What is required -> Copy every line with the string "negotiate" in it.

═══ Given entries ═══

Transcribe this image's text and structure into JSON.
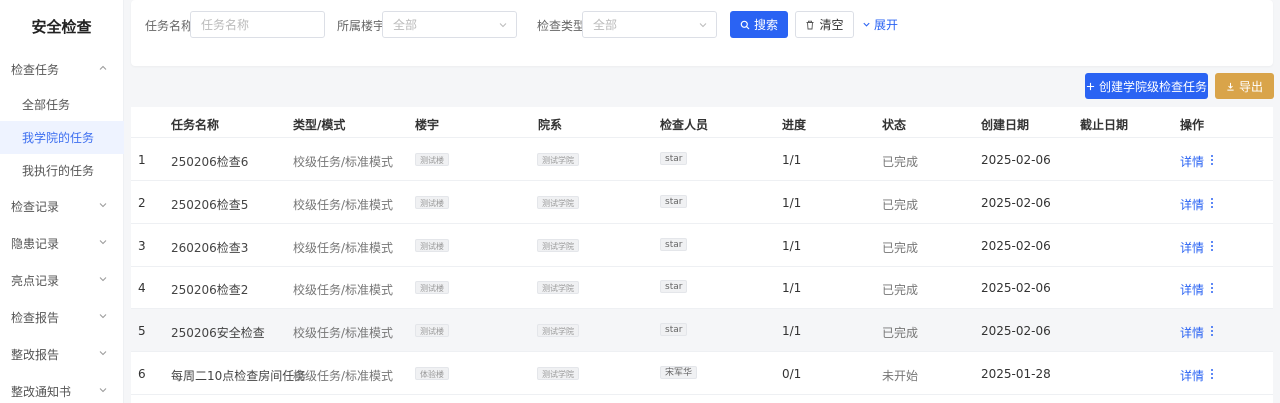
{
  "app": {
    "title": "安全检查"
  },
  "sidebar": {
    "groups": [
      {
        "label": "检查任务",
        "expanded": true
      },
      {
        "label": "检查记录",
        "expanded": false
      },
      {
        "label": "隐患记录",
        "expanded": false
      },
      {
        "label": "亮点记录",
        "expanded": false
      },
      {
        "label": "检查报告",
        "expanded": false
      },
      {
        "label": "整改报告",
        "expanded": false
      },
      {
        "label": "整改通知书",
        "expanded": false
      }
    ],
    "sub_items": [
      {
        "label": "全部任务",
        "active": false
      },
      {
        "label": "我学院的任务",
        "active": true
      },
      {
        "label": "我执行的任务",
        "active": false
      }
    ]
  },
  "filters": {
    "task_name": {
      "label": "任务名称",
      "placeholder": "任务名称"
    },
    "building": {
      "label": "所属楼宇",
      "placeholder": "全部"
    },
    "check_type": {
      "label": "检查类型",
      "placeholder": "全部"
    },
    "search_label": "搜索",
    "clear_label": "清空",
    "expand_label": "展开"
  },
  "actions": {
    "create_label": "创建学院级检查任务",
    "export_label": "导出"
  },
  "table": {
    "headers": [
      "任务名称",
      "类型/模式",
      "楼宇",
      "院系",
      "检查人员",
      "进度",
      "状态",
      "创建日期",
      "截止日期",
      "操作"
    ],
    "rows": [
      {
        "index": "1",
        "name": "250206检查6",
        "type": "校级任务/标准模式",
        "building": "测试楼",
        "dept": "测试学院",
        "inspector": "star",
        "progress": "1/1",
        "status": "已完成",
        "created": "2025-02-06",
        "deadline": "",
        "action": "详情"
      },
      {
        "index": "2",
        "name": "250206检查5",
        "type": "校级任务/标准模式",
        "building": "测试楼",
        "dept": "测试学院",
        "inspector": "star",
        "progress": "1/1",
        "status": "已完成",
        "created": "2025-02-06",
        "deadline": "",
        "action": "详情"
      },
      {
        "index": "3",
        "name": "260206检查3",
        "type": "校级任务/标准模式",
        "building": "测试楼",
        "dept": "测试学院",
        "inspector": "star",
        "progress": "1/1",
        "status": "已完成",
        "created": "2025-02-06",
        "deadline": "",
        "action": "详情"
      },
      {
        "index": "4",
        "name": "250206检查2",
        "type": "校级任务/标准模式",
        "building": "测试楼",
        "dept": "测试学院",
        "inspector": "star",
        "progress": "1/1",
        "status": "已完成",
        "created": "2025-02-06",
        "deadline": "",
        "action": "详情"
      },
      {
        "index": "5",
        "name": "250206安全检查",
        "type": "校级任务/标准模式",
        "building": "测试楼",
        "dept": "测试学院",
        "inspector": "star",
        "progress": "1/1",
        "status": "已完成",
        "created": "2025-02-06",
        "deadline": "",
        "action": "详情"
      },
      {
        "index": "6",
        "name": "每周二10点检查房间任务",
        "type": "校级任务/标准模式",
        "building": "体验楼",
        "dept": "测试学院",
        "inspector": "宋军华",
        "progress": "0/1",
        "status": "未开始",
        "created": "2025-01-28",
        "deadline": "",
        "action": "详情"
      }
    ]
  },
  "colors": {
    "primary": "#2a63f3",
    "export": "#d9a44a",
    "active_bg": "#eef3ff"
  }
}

═══
═══ Given entries ═══

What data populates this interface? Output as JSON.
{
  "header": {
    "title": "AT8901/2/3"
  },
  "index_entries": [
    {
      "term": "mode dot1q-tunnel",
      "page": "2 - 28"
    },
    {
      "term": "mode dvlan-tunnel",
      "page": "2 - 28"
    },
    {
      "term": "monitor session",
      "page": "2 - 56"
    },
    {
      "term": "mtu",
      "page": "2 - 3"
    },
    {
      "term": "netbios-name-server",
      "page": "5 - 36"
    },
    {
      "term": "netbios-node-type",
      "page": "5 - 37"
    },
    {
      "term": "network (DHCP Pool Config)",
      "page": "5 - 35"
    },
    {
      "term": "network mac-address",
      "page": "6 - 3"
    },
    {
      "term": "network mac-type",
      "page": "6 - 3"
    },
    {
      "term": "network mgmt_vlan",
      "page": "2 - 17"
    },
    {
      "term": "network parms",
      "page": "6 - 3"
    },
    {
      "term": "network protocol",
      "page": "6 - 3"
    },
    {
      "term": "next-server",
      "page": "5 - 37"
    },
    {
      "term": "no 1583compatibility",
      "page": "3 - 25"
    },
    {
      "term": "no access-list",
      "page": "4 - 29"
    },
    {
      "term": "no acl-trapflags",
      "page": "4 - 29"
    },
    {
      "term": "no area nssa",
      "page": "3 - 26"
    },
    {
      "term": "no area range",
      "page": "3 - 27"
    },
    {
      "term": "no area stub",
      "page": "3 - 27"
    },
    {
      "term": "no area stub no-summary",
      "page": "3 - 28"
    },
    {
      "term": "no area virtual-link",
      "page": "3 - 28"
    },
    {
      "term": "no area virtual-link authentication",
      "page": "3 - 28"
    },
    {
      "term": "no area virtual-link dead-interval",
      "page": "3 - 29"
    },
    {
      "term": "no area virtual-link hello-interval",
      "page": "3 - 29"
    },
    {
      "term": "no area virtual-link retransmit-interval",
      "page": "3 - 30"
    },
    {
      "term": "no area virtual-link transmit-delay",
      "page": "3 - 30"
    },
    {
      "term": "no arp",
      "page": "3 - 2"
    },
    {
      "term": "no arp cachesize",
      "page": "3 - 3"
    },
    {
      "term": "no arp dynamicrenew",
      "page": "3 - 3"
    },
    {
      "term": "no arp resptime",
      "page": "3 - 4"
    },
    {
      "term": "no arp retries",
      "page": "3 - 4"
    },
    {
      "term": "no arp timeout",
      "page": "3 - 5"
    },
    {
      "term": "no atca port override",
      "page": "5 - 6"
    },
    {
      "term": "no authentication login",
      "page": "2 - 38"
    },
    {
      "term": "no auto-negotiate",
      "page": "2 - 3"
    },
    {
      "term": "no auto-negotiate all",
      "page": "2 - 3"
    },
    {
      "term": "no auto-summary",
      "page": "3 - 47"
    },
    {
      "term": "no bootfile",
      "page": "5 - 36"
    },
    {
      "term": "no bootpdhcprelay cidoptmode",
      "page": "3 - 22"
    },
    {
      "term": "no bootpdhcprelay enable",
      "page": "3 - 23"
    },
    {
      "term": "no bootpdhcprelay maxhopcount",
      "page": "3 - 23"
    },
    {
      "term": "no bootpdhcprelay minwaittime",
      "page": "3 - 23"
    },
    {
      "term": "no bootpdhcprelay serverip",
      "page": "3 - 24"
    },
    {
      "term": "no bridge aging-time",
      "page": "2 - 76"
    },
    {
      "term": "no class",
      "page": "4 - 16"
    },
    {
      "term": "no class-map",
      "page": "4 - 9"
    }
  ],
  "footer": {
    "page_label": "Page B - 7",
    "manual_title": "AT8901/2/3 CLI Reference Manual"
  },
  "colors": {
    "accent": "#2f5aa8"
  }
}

═══
═══ Given entries ═══

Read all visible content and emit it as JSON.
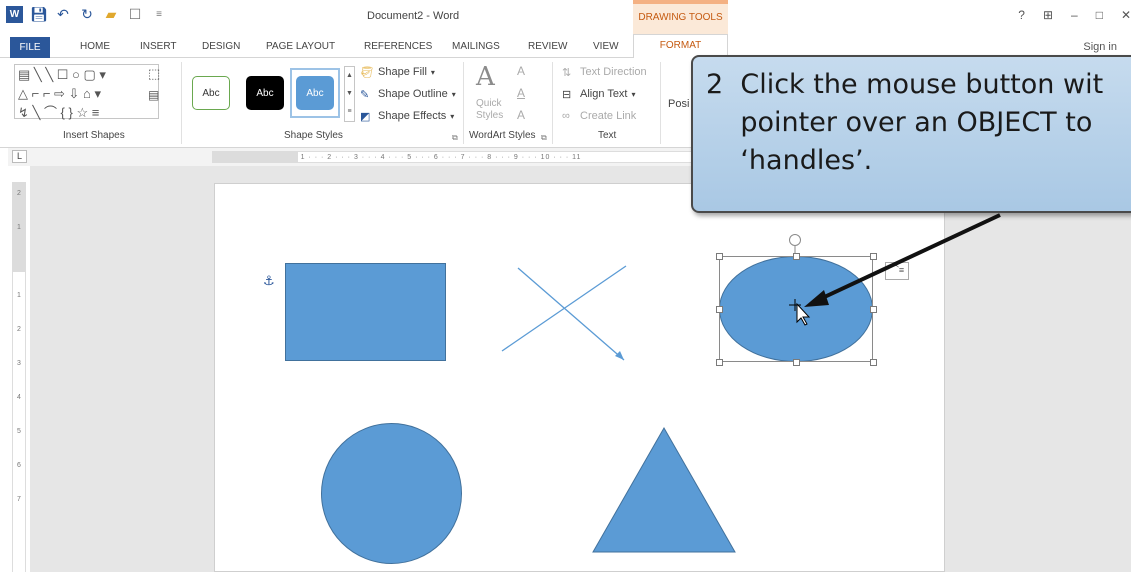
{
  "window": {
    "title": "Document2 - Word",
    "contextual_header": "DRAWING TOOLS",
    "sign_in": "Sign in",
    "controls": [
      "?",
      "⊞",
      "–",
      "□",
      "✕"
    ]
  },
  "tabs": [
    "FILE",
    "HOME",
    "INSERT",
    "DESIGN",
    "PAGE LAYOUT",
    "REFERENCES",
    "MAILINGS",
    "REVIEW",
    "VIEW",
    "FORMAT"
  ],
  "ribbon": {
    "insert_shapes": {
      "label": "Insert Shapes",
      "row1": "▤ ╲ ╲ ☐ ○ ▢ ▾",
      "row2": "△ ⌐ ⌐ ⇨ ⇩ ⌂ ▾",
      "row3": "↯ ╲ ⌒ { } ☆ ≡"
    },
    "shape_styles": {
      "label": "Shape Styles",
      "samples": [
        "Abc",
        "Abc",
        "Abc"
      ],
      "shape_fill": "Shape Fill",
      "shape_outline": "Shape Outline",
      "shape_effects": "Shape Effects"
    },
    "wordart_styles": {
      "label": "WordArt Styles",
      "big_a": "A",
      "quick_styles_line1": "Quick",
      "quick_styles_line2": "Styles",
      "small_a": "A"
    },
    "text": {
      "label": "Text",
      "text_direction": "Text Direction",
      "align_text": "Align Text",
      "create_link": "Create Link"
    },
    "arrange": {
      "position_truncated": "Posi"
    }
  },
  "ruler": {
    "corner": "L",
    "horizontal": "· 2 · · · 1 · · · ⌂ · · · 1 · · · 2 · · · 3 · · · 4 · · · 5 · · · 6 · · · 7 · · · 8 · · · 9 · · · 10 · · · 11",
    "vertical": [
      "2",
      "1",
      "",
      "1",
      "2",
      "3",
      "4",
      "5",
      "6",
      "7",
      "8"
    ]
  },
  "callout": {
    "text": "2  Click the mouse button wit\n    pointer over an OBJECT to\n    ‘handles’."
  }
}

═══

Full solution ->
      "term": "no auto-negotiate",
      "term": "no auto-negotiate all",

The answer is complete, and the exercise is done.